### Problem details
Below are the records; copy each line in them that holds the word "platepar".
==========
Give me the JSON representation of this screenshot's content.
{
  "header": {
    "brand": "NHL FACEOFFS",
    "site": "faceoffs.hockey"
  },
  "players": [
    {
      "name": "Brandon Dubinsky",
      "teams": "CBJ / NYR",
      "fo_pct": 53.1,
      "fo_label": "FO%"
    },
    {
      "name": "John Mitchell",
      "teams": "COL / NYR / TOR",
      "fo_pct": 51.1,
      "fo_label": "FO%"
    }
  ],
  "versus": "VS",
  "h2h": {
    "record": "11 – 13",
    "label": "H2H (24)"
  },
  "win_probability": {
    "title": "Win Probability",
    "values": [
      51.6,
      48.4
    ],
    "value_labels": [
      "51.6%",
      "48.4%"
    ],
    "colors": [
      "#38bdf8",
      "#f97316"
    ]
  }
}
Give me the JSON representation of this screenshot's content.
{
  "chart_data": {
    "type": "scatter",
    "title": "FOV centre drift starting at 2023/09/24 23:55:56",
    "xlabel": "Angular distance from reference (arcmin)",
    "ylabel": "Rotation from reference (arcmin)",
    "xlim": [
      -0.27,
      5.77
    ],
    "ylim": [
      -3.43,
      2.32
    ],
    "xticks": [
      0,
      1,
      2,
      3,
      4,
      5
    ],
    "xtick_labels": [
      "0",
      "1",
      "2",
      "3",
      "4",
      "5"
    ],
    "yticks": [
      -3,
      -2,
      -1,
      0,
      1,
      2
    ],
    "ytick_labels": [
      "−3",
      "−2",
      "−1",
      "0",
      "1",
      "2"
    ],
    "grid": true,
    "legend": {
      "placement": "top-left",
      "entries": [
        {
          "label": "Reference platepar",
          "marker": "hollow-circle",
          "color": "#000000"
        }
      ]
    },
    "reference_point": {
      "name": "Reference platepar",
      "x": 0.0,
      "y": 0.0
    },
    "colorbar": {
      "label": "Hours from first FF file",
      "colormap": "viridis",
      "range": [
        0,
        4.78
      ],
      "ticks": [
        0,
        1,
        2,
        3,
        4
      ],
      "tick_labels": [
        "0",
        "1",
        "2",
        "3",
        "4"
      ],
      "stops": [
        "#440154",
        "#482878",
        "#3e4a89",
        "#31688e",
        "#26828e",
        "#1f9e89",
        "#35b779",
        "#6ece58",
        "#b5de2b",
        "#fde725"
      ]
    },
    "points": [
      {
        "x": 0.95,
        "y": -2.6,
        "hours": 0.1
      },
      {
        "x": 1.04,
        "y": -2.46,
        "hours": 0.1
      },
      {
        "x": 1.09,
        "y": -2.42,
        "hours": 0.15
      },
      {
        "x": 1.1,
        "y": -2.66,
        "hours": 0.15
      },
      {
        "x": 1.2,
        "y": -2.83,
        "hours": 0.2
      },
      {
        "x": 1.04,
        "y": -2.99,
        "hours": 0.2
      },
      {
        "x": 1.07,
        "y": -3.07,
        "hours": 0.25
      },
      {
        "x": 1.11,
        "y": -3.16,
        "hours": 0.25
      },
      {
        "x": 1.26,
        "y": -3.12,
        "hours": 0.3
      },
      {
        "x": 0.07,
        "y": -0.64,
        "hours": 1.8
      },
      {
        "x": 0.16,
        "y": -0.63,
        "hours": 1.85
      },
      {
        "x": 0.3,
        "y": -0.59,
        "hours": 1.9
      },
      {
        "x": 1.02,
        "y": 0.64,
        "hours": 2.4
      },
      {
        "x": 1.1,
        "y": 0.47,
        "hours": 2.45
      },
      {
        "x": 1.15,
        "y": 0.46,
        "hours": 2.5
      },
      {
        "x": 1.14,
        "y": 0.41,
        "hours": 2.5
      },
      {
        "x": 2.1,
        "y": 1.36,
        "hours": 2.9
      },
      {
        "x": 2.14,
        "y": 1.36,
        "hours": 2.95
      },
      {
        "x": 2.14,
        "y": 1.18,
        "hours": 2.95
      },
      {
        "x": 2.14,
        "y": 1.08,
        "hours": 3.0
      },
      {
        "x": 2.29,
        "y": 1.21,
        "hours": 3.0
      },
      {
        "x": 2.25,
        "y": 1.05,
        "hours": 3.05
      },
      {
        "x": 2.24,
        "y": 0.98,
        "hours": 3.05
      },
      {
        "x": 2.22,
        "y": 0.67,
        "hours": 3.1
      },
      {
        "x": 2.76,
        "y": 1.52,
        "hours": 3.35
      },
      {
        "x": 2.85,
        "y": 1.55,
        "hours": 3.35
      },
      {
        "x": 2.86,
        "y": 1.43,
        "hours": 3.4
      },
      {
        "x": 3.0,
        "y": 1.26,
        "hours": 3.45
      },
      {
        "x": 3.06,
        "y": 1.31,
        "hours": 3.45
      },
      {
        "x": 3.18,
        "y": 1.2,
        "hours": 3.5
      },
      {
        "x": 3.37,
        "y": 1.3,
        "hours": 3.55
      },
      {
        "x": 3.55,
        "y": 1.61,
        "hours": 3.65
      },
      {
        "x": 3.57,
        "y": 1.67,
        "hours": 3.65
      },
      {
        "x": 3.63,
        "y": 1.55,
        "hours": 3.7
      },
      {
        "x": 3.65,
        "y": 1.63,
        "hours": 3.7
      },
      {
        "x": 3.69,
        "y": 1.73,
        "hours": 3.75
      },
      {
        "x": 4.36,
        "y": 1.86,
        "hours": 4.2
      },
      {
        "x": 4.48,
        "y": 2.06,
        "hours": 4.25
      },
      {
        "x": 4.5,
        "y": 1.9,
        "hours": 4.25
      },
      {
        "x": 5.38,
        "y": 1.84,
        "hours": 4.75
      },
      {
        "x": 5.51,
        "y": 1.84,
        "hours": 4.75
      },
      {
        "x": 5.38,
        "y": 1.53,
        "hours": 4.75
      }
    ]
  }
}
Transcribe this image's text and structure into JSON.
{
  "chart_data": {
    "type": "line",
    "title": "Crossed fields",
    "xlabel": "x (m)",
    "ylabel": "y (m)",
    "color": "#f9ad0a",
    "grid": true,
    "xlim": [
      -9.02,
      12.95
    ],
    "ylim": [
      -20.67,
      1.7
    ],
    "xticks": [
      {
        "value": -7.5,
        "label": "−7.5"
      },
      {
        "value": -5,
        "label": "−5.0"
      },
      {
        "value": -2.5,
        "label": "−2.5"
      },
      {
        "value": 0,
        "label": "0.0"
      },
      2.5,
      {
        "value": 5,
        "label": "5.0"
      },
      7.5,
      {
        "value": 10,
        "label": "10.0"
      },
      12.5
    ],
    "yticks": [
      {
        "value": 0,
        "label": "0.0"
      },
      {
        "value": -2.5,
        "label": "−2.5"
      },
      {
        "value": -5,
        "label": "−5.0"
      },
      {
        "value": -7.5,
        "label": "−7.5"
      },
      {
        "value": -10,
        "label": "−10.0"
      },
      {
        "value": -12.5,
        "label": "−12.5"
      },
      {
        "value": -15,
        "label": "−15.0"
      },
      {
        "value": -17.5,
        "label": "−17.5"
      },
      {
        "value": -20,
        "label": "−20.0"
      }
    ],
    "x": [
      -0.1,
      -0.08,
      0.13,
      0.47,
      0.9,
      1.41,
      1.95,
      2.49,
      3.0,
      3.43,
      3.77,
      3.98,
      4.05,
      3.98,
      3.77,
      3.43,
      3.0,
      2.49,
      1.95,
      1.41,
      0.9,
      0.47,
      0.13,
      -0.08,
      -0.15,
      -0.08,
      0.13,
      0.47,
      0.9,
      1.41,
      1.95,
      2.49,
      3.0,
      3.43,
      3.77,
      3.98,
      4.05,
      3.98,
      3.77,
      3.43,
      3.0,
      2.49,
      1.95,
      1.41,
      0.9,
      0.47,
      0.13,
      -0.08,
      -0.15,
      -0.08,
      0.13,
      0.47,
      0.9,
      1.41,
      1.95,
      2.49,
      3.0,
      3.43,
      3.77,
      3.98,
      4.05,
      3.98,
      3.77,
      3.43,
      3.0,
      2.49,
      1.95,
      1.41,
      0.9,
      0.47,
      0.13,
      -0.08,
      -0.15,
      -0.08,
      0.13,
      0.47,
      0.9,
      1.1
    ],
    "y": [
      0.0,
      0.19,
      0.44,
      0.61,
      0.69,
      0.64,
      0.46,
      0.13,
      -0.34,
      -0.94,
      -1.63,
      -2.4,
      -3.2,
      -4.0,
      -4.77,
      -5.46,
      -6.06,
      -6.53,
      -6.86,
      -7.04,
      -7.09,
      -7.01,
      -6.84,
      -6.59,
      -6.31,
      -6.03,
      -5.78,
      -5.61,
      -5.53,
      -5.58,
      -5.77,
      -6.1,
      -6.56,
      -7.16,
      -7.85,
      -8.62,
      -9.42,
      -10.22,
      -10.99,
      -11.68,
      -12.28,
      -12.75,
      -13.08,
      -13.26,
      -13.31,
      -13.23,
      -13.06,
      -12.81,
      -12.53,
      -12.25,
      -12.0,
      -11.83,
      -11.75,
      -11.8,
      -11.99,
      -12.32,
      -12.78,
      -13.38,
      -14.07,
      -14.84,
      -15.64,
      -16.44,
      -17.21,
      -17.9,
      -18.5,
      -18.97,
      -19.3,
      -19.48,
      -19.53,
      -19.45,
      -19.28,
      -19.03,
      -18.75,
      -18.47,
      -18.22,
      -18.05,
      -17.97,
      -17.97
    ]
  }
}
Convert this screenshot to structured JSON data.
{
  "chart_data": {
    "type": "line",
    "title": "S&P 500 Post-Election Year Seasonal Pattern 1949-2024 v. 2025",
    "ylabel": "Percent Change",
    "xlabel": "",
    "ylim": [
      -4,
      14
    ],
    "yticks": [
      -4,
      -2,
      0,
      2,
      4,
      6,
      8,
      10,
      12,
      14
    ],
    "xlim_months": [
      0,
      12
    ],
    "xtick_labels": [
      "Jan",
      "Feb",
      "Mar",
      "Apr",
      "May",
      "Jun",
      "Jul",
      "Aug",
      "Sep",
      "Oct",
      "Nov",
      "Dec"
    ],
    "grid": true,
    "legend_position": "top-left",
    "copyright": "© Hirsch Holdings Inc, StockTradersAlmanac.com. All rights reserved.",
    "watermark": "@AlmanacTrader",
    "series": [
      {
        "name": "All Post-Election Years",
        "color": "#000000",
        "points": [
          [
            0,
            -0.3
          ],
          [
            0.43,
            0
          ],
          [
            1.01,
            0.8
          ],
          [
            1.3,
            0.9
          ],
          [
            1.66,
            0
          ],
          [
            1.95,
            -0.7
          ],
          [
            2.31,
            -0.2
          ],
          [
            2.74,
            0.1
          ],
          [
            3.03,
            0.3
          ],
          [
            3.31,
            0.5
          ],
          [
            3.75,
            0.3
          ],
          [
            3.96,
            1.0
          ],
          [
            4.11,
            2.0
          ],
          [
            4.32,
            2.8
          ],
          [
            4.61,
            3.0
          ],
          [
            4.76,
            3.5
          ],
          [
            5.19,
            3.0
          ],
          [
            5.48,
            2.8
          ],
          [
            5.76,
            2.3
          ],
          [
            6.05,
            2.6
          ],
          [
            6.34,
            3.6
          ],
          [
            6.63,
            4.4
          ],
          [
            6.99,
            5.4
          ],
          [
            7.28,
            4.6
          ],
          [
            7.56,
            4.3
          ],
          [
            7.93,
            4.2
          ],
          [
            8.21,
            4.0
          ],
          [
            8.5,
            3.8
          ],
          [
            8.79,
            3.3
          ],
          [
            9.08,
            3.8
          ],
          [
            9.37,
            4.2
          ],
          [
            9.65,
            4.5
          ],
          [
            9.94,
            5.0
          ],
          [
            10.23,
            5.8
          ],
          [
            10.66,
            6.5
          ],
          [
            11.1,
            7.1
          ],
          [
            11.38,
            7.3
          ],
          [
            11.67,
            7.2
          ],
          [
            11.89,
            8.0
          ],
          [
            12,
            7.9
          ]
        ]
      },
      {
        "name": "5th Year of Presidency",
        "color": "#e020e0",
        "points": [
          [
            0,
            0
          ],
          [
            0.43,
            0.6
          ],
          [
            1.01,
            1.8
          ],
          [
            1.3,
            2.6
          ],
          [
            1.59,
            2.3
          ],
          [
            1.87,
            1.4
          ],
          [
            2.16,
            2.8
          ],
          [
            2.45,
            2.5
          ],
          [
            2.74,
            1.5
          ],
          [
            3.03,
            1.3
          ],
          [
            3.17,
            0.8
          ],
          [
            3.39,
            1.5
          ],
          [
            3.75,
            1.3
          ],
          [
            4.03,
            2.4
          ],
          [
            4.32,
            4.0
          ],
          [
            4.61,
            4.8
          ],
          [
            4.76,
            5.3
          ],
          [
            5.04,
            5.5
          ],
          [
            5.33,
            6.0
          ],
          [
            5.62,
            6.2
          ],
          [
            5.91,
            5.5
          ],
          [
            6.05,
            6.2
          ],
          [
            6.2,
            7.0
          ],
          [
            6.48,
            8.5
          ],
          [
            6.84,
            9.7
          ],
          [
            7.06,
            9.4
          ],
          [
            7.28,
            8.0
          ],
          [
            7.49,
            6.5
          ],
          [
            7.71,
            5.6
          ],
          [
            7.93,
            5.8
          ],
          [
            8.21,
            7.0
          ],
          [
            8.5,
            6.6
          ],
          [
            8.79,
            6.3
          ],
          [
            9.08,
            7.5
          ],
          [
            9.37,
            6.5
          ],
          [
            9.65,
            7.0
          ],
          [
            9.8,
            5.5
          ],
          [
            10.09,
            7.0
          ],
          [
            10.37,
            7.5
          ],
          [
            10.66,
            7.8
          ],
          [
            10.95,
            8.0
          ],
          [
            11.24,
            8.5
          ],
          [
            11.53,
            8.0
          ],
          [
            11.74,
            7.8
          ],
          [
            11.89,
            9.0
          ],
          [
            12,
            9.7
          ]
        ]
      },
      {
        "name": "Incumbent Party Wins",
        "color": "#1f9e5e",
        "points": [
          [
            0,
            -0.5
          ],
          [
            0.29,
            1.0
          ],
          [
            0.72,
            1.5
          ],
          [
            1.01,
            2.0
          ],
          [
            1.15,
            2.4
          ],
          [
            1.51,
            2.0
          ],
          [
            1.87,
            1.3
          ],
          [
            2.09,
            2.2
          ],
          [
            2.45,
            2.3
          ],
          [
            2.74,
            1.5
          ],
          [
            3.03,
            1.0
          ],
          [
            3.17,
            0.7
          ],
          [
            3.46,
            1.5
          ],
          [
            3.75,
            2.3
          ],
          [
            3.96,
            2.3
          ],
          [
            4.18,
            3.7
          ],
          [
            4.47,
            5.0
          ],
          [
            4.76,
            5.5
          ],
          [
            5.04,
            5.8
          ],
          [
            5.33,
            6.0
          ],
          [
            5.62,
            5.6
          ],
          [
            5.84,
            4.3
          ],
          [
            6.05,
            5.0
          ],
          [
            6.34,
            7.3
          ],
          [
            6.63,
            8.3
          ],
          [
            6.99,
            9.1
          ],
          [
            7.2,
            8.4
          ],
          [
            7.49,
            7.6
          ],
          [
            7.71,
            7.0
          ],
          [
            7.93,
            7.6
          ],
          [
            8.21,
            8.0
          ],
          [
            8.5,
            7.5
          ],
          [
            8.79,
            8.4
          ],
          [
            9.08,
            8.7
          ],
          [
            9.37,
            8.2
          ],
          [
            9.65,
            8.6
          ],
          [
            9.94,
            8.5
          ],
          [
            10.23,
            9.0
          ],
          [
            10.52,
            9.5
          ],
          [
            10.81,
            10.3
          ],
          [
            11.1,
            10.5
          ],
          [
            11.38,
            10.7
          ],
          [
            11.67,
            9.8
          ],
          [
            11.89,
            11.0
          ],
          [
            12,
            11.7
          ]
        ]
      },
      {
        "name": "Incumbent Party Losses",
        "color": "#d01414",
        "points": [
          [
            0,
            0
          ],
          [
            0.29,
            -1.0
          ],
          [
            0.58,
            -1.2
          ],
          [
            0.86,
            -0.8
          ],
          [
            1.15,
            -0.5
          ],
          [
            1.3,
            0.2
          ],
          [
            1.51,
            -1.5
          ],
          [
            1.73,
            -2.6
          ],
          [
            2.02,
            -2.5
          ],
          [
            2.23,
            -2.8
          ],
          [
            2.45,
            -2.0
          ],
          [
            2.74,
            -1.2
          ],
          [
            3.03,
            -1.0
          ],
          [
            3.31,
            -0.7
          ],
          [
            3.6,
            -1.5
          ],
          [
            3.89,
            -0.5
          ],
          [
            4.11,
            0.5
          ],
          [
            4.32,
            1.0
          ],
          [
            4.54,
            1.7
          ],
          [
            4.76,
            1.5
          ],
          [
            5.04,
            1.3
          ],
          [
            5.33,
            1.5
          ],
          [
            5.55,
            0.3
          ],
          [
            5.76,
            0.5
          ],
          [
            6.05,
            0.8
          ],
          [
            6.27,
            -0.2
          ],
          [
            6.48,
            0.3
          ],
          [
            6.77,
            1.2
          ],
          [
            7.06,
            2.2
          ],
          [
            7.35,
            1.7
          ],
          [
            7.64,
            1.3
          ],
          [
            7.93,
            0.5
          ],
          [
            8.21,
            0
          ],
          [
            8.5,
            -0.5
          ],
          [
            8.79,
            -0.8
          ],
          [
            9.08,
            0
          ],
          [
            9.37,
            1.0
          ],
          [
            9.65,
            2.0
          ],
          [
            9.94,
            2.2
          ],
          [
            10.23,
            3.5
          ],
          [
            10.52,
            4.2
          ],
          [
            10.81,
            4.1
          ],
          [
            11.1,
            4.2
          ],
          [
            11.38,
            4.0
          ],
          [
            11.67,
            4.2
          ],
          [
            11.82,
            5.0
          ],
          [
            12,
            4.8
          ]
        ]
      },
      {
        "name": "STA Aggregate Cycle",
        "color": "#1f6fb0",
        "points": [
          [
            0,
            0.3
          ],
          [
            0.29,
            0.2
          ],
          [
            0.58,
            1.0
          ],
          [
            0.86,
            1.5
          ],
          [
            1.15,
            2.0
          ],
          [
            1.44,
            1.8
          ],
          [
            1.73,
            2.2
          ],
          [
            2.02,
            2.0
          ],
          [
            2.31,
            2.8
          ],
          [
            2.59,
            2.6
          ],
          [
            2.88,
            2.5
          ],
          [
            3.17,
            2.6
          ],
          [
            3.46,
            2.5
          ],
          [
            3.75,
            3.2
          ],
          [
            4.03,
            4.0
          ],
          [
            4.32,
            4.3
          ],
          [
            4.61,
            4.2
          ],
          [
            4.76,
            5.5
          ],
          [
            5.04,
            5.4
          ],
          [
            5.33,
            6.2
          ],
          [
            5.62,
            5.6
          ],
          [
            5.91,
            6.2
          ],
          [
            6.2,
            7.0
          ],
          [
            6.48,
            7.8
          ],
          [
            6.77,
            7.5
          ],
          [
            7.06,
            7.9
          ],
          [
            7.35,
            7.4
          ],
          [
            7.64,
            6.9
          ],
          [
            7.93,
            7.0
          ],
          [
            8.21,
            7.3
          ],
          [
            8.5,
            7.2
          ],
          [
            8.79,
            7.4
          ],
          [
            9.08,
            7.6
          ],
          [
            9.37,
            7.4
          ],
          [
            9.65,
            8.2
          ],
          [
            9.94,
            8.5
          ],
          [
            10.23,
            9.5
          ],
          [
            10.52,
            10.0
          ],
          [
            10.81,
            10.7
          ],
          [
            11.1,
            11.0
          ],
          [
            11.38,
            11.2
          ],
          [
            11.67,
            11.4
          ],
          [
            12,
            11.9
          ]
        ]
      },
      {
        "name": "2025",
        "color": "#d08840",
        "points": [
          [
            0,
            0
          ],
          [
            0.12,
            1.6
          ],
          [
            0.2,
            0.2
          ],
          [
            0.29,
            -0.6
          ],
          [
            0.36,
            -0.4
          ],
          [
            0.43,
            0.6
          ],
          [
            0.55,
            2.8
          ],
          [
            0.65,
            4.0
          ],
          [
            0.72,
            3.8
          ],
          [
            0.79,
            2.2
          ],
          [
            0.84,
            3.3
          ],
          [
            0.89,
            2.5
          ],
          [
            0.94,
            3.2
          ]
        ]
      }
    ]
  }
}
==========
### Answer
          "label": "Reference platepar",
      "name": "Reference platepar",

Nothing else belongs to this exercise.